**INSTRUCTIONS TO FOLLOW**
Every line that includes the word "type" is to be listed.

**LISTED RECORDS**
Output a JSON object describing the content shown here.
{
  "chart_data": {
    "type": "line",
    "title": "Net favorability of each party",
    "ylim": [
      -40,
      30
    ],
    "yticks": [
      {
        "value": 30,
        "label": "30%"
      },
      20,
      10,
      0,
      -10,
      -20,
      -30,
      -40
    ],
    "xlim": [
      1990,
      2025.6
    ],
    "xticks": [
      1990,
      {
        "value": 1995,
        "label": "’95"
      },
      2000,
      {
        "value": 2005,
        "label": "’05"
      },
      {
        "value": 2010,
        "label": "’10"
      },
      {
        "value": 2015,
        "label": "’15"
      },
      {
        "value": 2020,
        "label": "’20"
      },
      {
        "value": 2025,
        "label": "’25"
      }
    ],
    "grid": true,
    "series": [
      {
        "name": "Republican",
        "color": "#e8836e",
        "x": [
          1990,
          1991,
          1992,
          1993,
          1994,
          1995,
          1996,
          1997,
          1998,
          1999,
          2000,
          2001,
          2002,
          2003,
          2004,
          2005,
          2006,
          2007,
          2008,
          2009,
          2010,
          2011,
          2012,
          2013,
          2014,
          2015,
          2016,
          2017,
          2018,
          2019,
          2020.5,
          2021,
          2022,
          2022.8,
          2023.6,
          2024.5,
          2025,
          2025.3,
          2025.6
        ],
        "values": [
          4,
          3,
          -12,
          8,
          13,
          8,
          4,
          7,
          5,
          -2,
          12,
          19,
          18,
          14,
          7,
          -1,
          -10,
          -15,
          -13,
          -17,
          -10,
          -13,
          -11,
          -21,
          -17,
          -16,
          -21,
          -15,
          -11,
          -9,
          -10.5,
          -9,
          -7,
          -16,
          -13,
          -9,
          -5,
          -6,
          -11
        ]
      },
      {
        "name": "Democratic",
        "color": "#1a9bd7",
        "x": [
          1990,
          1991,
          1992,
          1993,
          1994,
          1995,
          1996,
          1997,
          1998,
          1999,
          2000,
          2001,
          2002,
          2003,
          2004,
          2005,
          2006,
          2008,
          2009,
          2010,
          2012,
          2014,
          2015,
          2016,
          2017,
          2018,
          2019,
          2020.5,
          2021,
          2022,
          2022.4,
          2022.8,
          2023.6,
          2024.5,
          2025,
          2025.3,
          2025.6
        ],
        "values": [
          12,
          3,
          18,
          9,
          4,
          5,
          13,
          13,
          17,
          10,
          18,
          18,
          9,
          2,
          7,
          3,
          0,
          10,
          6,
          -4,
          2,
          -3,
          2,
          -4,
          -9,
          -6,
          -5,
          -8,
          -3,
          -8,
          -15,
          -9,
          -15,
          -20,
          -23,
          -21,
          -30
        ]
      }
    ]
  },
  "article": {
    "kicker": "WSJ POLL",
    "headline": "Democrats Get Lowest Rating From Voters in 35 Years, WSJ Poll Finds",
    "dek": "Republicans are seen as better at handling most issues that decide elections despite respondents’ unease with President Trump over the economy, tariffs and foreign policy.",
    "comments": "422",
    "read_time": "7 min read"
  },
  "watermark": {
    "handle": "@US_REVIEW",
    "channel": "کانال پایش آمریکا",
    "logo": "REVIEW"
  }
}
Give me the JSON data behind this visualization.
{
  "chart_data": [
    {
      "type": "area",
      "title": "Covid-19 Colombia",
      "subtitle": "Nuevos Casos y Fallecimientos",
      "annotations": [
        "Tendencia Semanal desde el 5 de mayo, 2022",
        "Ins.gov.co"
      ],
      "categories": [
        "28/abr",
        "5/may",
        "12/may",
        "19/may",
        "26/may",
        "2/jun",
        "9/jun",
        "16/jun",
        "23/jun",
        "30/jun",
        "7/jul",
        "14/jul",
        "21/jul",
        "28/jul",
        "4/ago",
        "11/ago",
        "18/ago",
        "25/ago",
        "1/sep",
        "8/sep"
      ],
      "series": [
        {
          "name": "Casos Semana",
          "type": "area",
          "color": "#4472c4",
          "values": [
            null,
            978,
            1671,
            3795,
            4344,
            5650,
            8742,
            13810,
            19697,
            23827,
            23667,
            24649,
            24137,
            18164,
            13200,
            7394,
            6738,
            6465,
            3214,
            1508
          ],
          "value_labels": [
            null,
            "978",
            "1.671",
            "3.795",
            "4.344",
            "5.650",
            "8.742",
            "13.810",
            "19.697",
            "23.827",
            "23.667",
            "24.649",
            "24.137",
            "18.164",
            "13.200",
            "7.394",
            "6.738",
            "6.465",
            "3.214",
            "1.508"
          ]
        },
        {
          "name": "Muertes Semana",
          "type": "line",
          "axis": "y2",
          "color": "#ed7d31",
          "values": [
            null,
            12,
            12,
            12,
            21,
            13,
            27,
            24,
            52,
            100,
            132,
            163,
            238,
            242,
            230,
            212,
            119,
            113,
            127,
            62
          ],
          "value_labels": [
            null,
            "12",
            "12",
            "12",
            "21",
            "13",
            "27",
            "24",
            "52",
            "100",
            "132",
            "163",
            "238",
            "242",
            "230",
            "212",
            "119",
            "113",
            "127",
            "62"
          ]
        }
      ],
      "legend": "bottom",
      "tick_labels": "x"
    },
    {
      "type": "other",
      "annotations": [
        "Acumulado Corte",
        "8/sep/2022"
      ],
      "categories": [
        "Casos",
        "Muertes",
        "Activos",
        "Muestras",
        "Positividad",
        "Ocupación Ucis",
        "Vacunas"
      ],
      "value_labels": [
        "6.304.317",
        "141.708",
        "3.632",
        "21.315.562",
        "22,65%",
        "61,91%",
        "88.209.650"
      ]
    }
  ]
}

**OUTPUT FOR THIS TASK**
    "type": "line",
      "type": "area",
          "type": "area",
          "type": "line",
      "type": "other",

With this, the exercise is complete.